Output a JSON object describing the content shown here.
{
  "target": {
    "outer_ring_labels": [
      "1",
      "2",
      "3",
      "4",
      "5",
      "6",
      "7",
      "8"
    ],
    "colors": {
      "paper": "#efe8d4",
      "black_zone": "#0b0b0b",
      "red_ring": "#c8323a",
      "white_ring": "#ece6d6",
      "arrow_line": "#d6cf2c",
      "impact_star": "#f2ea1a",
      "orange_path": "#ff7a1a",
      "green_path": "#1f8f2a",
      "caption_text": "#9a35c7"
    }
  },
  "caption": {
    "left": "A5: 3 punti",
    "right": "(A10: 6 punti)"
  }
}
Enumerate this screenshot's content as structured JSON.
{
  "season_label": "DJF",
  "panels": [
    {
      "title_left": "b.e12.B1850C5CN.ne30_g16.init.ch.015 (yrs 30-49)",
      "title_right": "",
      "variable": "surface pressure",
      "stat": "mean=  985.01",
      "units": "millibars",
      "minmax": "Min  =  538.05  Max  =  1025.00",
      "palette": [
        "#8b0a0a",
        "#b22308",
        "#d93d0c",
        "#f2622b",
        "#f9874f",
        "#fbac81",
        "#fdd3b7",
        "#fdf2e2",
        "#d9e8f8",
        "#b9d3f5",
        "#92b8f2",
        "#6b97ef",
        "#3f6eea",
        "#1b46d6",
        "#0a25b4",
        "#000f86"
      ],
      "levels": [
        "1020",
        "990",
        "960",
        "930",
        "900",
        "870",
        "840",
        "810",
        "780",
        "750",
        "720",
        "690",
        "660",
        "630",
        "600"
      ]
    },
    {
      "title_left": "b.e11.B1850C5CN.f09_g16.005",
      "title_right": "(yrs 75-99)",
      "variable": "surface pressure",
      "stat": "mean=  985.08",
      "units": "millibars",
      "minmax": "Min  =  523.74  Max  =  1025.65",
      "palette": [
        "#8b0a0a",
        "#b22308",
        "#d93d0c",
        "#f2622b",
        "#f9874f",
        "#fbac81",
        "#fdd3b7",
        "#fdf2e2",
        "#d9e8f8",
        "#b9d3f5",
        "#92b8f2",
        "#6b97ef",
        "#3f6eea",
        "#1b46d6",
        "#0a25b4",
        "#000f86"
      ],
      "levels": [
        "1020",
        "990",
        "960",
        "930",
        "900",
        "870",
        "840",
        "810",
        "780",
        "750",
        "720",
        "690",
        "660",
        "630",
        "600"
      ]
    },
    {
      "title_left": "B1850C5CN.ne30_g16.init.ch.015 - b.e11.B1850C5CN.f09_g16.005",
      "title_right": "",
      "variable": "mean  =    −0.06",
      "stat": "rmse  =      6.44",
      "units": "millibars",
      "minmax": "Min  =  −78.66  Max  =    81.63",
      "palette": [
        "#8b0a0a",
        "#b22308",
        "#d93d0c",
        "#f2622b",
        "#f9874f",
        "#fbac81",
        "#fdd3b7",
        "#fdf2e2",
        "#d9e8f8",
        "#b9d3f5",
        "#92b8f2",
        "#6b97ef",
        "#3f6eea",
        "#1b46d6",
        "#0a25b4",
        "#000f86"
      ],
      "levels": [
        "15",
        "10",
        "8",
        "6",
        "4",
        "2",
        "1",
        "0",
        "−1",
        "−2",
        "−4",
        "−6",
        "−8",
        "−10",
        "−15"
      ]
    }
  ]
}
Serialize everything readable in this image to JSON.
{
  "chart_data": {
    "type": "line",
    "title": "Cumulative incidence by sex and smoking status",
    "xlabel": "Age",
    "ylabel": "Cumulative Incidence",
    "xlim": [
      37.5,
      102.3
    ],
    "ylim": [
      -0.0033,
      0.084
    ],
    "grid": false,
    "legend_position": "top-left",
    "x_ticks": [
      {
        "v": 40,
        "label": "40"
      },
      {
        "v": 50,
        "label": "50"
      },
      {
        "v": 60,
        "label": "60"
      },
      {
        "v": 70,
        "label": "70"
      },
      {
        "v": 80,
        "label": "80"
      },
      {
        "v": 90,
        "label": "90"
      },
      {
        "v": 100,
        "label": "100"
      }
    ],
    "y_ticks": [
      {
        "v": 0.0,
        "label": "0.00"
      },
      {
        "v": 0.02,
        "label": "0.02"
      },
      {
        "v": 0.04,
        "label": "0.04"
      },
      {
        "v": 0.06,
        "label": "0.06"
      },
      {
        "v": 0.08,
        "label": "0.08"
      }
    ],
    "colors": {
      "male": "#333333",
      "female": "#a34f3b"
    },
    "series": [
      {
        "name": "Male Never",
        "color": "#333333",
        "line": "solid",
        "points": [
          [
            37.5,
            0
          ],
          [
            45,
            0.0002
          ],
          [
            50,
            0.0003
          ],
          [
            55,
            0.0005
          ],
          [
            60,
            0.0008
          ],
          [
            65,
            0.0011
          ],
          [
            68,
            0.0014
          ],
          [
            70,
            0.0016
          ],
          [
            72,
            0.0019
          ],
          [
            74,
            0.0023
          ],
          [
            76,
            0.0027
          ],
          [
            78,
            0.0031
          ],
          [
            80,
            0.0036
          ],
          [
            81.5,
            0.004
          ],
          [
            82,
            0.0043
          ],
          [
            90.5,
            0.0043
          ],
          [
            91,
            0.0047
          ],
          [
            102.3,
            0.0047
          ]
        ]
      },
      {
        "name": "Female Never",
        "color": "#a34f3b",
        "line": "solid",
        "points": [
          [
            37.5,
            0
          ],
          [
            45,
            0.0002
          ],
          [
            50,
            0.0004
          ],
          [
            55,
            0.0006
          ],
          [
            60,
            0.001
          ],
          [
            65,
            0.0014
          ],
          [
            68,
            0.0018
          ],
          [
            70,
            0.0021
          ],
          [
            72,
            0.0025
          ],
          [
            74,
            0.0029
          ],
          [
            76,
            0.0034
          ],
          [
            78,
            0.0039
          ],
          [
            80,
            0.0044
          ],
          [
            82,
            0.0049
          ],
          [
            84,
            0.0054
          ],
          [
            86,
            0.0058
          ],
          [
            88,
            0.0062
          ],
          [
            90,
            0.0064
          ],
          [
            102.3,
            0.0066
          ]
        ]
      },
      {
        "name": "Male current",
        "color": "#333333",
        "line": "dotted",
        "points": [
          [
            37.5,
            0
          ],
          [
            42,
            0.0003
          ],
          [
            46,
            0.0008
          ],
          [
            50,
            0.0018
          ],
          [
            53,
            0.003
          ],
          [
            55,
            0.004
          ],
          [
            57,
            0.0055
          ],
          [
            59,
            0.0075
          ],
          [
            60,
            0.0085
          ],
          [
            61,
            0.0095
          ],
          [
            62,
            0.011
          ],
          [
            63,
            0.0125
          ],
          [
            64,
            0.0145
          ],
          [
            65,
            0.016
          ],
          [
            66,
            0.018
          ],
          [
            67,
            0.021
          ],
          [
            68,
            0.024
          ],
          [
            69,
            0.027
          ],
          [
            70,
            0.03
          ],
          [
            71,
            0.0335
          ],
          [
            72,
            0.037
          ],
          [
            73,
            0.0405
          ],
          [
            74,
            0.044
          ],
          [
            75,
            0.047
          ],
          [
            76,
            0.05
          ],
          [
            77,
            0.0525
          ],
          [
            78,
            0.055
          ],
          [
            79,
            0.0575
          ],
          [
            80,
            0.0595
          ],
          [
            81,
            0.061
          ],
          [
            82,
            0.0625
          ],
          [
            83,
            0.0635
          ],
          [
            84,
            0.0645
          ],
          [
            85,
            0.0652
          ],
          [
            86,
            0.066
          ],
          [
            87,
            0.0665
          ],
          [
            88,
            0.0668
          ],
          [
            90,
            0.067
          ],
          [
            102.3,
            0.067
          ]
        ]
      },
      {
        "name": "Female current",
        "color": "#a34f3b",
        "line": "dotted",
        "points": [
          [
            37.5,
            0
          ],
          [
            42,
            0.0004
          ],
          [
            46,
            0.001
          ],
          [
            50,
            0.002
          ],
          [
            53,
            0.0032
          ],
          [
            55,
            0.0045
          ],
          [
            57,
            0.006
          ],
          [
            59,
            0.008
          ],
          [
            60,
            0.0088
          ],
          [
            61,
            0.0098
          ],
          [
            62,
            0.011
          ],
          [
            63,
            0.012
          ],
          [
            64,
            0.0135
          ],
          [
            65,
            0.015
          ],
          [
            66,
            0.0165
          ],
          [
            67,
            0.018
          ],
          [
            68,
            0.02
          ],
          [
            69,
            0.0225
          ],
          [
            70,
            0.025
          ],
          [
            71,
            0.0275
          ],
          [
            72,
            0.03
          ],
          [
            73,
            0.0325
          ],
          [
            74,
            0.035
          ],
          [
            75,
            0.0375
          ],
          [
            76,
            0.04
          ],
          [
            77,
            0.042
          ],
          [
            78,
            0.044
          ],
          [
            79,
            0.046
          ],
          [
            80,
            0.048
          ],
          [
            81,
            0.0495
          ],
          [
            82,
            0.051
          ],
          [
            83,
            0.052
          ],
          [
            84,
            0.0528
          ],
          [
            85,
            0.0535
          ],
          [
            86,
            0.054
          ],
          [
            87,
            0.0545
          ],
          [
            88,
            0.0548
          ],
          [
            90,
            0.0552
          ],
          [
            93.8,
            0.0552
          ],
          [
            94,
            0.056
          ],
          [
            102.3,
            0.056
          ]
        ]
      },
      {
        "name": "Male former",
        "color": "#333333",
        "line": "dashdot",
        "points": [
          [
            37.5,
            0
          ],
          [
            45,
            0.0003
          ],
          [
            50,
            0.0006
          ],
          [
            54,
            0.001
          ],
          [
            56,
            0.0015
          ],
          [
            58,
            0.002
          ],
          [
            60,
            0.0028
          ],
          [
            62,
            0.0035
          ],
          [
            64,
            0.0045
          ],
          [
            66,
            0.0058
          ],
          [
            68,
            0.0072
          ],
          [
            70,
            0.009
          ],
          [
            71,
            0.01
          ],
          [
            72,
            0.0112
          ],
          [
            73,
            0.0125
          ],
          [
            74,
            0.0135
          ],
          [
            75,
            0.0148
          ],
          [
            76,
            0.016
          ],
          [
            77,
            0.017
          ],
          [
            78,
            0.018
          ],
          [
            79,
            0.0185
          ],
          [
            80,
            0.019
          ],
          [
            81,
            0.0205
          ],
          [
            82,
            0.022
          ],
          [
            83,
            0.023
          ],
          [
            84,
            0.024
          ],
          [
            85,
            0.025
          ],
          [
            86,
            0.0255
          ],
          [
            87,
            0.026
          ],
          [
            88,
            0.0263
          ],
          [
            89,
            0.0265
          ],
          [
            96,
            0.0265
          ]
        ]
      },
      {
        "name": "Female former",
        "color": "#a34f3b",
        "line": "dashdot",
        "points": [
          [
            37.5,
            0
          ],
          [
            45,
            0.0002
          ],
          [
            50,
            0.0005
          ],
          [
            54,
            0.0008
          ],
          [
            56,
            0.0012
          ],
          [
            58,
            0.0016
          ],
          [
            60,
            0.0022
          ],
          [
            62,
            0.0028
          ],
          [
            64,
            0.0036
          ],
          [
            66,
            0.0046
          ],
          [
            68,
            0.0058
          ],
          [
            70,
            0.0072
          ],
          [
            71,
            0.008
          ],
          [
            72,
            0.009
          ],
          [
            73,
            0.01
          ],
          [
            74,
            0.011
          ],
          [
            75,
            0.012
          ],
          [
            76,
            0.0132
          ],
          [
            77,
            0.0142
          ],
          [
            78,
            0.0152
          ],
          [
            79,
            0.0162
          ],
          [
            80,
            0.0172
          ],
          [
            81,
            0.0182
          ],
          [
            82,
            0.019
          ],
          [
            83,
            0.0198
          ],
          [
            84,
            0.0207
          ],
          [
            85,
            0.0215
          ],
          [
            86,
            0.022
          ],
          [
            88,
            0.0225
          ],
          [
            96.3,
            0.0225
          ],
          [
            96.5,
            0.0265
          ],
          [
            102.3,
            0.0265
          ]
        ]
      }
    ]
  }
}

> Aim: Which lines hold the word "former"? Copy every one of them.

> Solution:
        "name": "Male former",
        "name": "Female former",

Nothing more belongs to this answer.